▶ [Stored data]
════
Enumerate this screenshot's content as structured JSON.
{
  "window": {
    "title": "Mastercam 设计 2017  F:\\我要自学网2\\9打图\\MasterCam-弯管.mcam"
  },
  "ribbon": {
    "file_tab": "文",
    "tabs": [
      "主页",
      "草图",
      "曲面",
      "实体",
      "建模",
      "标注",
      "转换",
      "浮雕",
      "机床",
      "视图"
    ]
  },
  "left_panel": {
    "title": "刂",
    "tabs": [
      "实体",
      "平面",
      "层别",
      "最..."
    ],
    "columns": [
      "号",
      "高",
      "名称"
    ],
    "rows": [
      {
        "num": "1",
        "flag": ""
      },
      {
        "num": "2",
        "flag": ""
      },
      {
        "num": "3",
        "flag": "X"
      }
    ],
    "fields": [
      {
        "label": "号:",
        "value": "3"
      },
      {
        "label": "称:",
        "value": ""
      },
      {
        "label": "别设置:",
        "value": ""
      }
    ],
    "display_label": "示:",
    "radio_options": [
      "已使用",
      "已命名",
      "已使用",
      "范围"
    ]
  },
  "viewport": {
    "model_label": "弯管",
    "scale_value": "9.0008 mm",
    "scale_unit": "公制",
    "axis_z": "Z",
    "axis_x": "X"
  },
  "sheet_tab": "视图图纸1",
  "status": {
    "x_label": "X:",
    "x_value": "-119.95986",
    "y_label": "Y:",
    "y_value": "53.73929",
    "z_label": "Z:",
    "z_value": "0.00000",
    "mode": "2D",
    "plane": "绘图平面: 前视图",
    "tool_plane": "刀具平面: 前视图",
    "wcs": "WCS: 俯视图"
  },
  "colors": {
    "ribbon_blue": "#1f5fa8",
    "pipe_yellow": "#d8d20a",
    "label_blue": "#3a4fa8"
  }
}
════
▶ [Work instructions]
Repeat the data precisely, line by line.

▶ [Solution for this task]
Enumerate this screenshot's content as structured JSON.
{
  "window": {
    "title": "Mastercam 设计 2017  F:\\我要自学网2\\9打图\\MasterCam-弯管.mcam"
  },
  "ribbon": {
    "file_tab": "文",
    "tabs": [
      "主页",
      "草图",
      "曲面",
      "实体",
      "建模",
      "标注",
      "转换",
      "浮雕",
      "机床",
      "视图"
    ]
  },
  "left_panel": {
    "title": "刂",
    "tabs": [
      "实体",
      "平面",
      "层别",
      "最..."
    ],
    "columns": [
      "号",
      "高",
      "名称"
    ],
    "rows": [
      {
        "num": "1",
        "flag": ""
      },
      {
        "num": "2",
        "flag": ""
      },
      {
        "num": "3",
        "flag": "X"
      }
    ],
    "fields": [
      {
        "label": "号:",
        "value": "3"
      },
      {
        "label": "称:",
        "value": ""
      },
      {
        "label": "别设置:",
        "value": ""
      }
    ],
    "display_label": "示:",
    "radio_options": [
      "已使用",
      "已命名",
      "已使用",
      "范围"
    ]
  },
  "viewport": {
    "model_label": "弯管",
    "scale_value": "9.0008 mm",
    "scale_unit": "公制",
    "axis_z": "Z",
    "axis_x": "X"
  },
  "sheet_tab": "视图图纸1",
  "status": {
    "x_label": "X:",
    "x_value": "-119.95986",
    "y_label": "Y:",
    "y_value": "53.73929",
    "z_label": "Z:",
    "z_value": "0.00000",
    "mode": "2D",
    "plane": "绘图平面: 前视图",
    "tool_plane": "刀具平面: 前视图",
    "wcs": "WCS: 俯视图"
  },
  "colors": {
    "ribbon_blue": "#1f5fa8",
    "pipe_yellow": "#d8d20a",
    "label_blue": "#3a4fa8"
  }
}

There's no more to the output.